[Start of Provided records]
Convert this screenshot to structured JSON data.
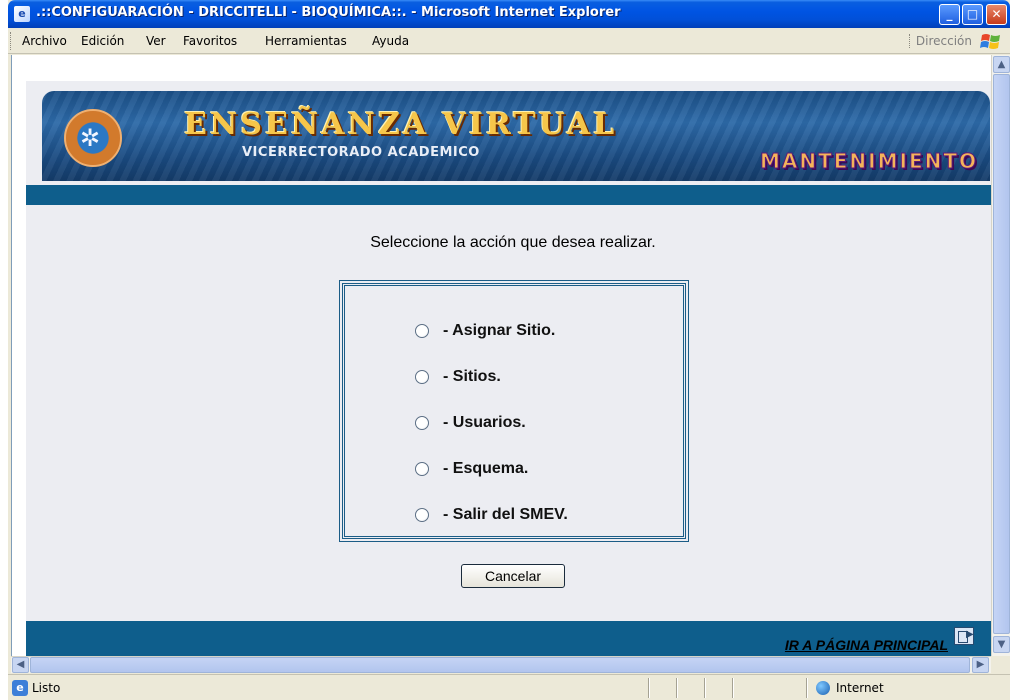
{
  "window": {
    "title": ".::CONFIGUARACIÓN - DRICCITELLI - BIOQUÍMICA::. - Microsoft Internet Explorer",
    "minimize_label": "_",
    "maximize_label": "□",
    "close_label": "✕"
  },
  "menubar": {
    "items": [
      "Archivo",
      "Edición",
      "Ver",
      "Favoritos",
      "Herramientas",
      "Ayuda"
    ],
    "address_label": "Dirección"
  },
  "banner": {
    "title": "ENSEÑANZA VIRTUAL",
    "subtitle": "VICERRECTORADO ACADEMICO",
    "section": "MANTENIMIENTO"
  },
  "main": {
    "instruction": "Seleccione la acción que desea realizar.",
    "options": [
      "- Asignar Sitio.",
      "- Sitios.",
      "- Usuarios.",
      "- Esquema.",
      "- Salir del SMEV."
    ],
    "cancel_label": "Cancelar",
    "home_link": "IR A PÁGINA PRINCIPAL"
  },
  "statusbar": {
    "status": "Listo",
    "zone": "Internet"
  },
  "colors": {
    "band": "#0e5e8c",
    "titlebar": "#0054e3",
    "banner_title": "#f6c64a",
    "section_badge": "#f4b45a"
  }
}
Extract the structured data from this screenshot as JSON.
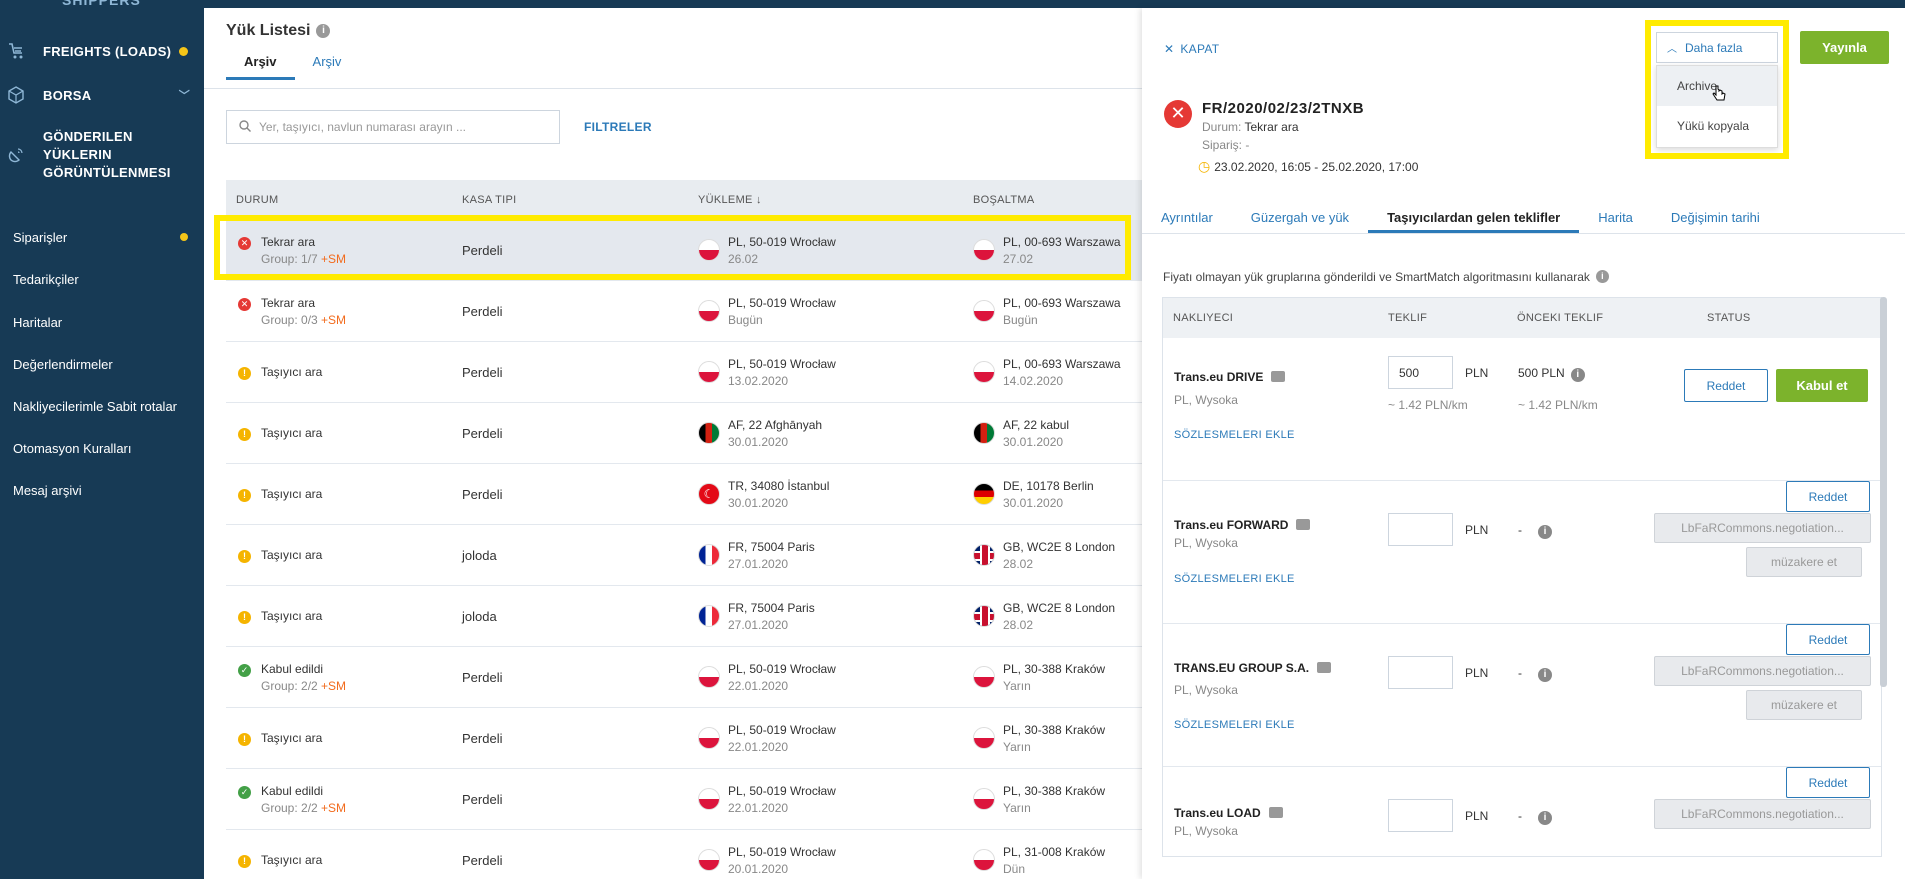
{
  "brand": "SHIPPERS",
  "sidebar": {
    "items": [
      {
        "label": "FREIGHTS (LOADS)",
        "icon": "freight-icon"
      },
      {
        "label": "BORSA",
        "icon": "exchange-icon"
      },
      {
        "label": "GÖNDERILEN YÜKLERIN GÖRÜNTÜLENMESI",
        "l1": "GÖNDERILEN",
        "l2": "YÜKLERIN",
        "l3": "GÖRÜNTÜLENMESI",
        "icon": "satellite-icon"
      },
      {
        "label": "Siparişler"
      },
      {
        "label": "Tedarikçiler"
      },
      {
        "label": "Haritalar"
      },
      {
        "label": "Değerlendirmeler"
      },
      {
        "label": "Nakliyecilerimle Sabit rotalar"
      },
      {
        "label": "Otomasyon Kuralları"
      },
      {
        "label": "Mesaj arşivi"
      }
    ]
  },
  "list": {
    "title": "Yük Listesi",
    "tabs": [
      "Arşiv",
      "Arşiv"
    ],
    "search_placeholder": "Yer, taşıyıcı, navlun numarası arayın ...",
    "filters_label": "FILTRELER",
    "columns": [
      "DURUM",
      "KASA TIPI",
      "YÜKLEME ↓",
      "BOŞALTMA"
    ],
    "rows": [
      {
        "status": "Tekrar ara",
        "status_color": "red",
        "group": "Group: 1/7",
        "sm": "+SM",
        "kasa": "Perdeli",
        "load_flag": "pl",
        "load_loc": "PL, 50-019 Wrocław",
        "load_date": "26.02",
        "unload_flag": "pl",
        "unload_loc": "PL, 00-693 Warszawa",
        "unload_date": "27.02"
      },
      {
        "status": "Tekrar ara",
        "status_color": "red",
        "group": "Group: 0/3",
        "sm": "+SM",
        "kasa": "Perdeli",
        "load_flag": "pl",
        "load_loc": "PL, 50-019 Wrocław",
        "load_date": "Bugün",
        "unload_flag": "pl",
        "unload_loc": "PL, 00-693 Warszawa",
        "unload_date": "Bugün"
      },
      {
        "status": "Taşıyıcı ara",
        "status_color": "yellow",
        "group": "",
        "sm": "",
        "kasa": "Perdeli",
        "load_flag": "pl",
        "load_loc": "PL, 50-019 Wrocław",
        "load_date": "13.02.2020",
        "unload_flag": "pl",
        "unload_loc": "PL, 00-693 Warszawa",
        "unload_date": "14.02.2020"
      },
      {
        "status": "Taşıyıcı ara",
        "status_color": "yellow",
        "group": "",
        "sm": "",
        "kasa": "Perdeli",
        "load_flag": "af",
        "load_loc": "AF, 22 Afghānyah",
        "load_date": "30.01.2020",
        "unload_flag": "af",
        "unload_loc": "AF, 22 kabul",
        "unload_date": "30.01.2020"
      },
      {
        "status": "Taşıyıcı ara",
        "status_color": "yellow",
        "group": "",
        "sm": "",
        "kasa": "Perdeli",
        "load_flag": "tr",
        "load_loc": "TR, 34080 İstanbul",
        "load_date": "30.01.2020",
        "unload_flag": "de",
        "unload_loc": "DE, 10178 Berlin",
        "unload_date": "30.01.2020"
      },
      {
        "status": "Taşıyıcı ara",
        "status_color": "yellow",
        "group": "",
        "sm": "",
        "kasa": "joloda",
        "load_flag": "fr",
        "load_loc": "FR, 75004 Paris",
        "load_date": "27.01.2020",
        "unload_flag": "gb",
        "unload_loc": "GB, WC2E 8 London",
        "unload_date": "28.02"
      },
      {
        "status": "Taşıyıcı ara",
        "status_color": "yellow",
        "group": "",
        "sm": "",
        "kasa": "joloda",
        "load_flag": "fr",
        "load_loc": "FR, 75004 Paris",
        "load_date": "27.01.2020",
        "unload_flag": "gb",
        "unload_loc": "GB, WC2E 8 London",
        "unload_date": "28.02"
      },
      {
        "status": "Kabul edildi",
        "status_color": "green",
        "group": "Group: 2/2",
        "sm": "+SM",
        "kasa": "Perdeli",
        "load_flag": "pl",
        "load_loc": "PL, 50-019 Wrocław",
        "load_date": "22.01.2020",
        "unload_flag": "pl",
        "unload_loc": "PL, 30-388 Kraków",
        "unload_date": "Yarın"
      },
      {
        "status": "Taşıyıcı ara",
        "status_color": "yellow",
        "group": "",
        "sm": "",
        "kasa": "Perdeli",
        "load_flag": "pl",
        "load_loc": "PL, 50-019 Wrocław",
        "load_date": "22.01.2020",
        "unload_flag": "pl",
        "unload_loc": "PL, 30-388 Kraków",
        "unload_date": "Yarın"
      },
      {
        "status": "Kabul edildi",
        "status_color": "green",
        "group": "Group: 2/2",
        "sm": "+SM",
        "kasa": "Perdeli",
        "load_flag": "pl",
        "load_loc": "PL, 50-019 Wrocław",
        "load_date": "22.01.2020",
        "unload_flag": "pl",
        "unload_loc": "PL, 30-388 Kraków",
        "unload_date": "Yarın"
      },
      {
        "status": "Taşıyıcı ara",
        "status_color": "yellow",
        "group": "",
        "sm": "",
        "kasa": "Perdeli",
        "load_flag": "pl",
        "load_loc": "PL, 50-019 Wrocław",
        "load_date": "20.01.2020",
        "unload_flag": "pl",
        "unload_loc": "PL, 31-008 Kraków",
        "unload_date": "Dün"
      }
    ]
  },
  "detail": {
    "close_label": "KAPAT",
    "more_label": "Daha fazla",
    "publish_label": "Yayınla",
    "menu": [
      "Archive",
      "Yükü kopyala"
    ],
    "ref": "FR/2020/02/23/2TNXB",
    "durum_label": "Durum:",
    "durum_value": "Tekrar ara",
    "siparis_label": "Sipariş:",
    "siparis_value": "-",
    "dates": "23.02.2020, 16:05 - 25.02.2020, 17:00",
    "tabs": [
      "Ayrıntılar",
      "Güzergah ve yük",
      "Taşıyıcılardan gelen teklifler",
      "Harita",
      "Değişimin tarihi"
    ],
    "note": "Fiyatı olmayan yük gruplarına gönderildi ve SmartMatch algoritmasını kullanarak",
    "offer_columns": [
      "NAKLIYECI",
      "TEKLIF",
      "ÖNCEKI TEKLIF",
      "STATUS"
    ],
    "offers": [
      {
        "name": "Trans.eu DRIVE",
        "loc": "PL, Wysoka",
        "value": "500",
        "currency": "PLN",
        "per_km": "~ 1.42 PLN/km",
        "prev": "500 PLN",
        "prev_per_km": "~ 1.42 PLN/km",
        "link": "SÖZLESMELERI EKLE",
        "reject": "Reddet",
        "accept": "Kabul et"
      },
      {
        "name": "Trans.eu FORWARD",
        "loc": "PL, Wysoka",
        "value": "",
        "currency": "PLN",
        "prev": "-",
        "link": "SÖZLESMELERI EKLE",
        "reject": "Reddet",
        "gray1": "LbFaRCommons.negotiation...",
        "gray2": "müzakere et"
      },
      {
        "name": "TRANS.EU GROUP S.A.",
        "loc": "PL, Wysoka",
        "value": "",
        "currency": "PLN",
        "prev": "-",
        "link": "SÖZLESMELERI EKLE",
        "reject": "Reddet",
        "gray1": "LbFaRCommons.negotiation...",
        "gray2": "müzakere et"
      },
      {
        "name": "Trans.eu LOAD",
        "loc": "PL, Wysoka",
        "value": "",
        "currency": "PLN",
        "prev": "-",
        "link": "",
        "reject": "Reddet",
        "gray1": "LbFaRCommons.negotiation...",
        "gray2": ""
      }
    ]
  },
  "colors": {
    "sidebar": "#173a55",
    "accent": "#2c7ab8",
    "green": "#7cb32c",
    "highlight": "#ffeb00",
    "sm": "#f26b1d"
  }
}
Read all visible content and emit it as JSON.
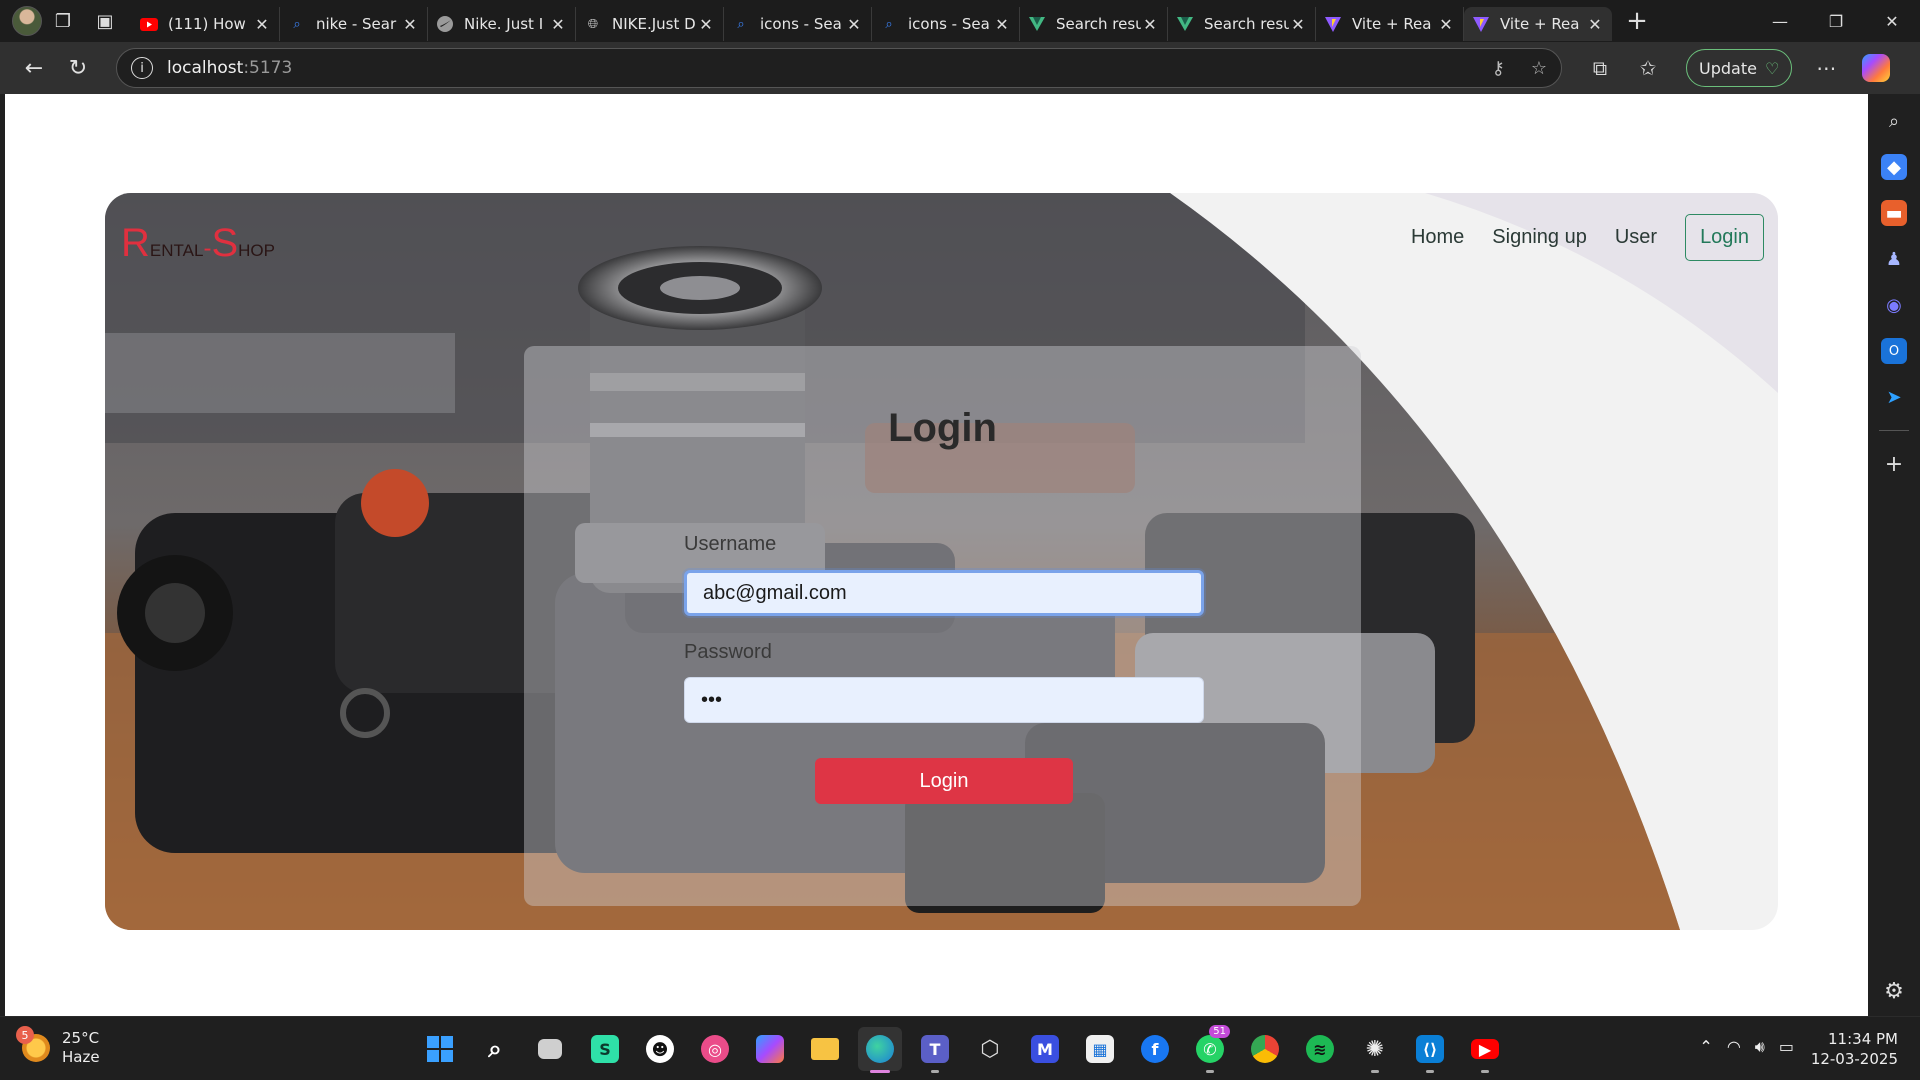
{
  "browser": {
    "tabs": [
      {
        "title": "(111) How",
        "icon": "youtube-icon",
        "color": "#ff0000"
      },
      {
        "title": "nike - Sear",
        "icon": "search-icon",
        "color": "#3b82f6"
      },
      {
        "title": "Nike. Just I",
        "icon": "nike-icon",
        "color": "#bbbbbb"
      },
      {
        "title": "NIKE.Just D",
        "icon": "globe-icon",
        "color": "#cccccc"
      },
      {
        "title": "icons - Sea",
        "icon": "search-icon",
        "color": "#3b82f6"
      },
      {
        "title": "icons - Sea",
        "icon": "search-icon",
        "color": "#3b82f6"
      },
      {
        "title": "Search resu",
        "icon": "vuetify-icon",
        "color": "#42b883"
      },
      {
        "title": "Search resu",
        "icon": "vuetify-icon",
        "color": "#42b883"
      },
      {
        "title": "Vite + Rea",
        "icon": "vite-icon",
        "color": "#bd34fe"
      },
      {
        "title": "Vite + Rea",
        "icon": "vite-icon",
        "color": "#bd34fe"
      }
    ],
    "url_host": "localhost",
    "url_port": ":5173",
    "update_label": "Update"
  },
  "site": {
    "brand": {
      "r": "R",
      "ental": "ental",
      "dash": "-",
      "s": "S",
      "hop": "hop"
    },
    "nav": [
      {
        "label": "Home"
      },
      {
        "label": "Signing up"
      },
      {
        "label": "User"
      }
    ],
    "nav_login": "Login",
    "form": {
      "title": "Login",
      "username_label": "Username",
      "username_value": "abc@gmail.com",
      "password_label": "Password",
      "password_value": "•••",
      "submit_label": "Login"
    },
    "colors": {
      "accent": "#de3545",
      "nav_border": "#2e8a63"
    }
  },
  "taskbar": {
    "weather_temp": "25°C",
    "weather_desc": "Haze",
    "weather_badge": "5",
    "whatsapp_badge": "51",
    "time": "11:34 PM",
    "date": "12-03-2025"
  }
}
[End of Provided records]
### Given problem:
From the listing above, copy every line that includes the word "Login".

### Answer to the exercise:
    "nav_login": "Login",
      "title": "Login",
      "submit_label": "Login"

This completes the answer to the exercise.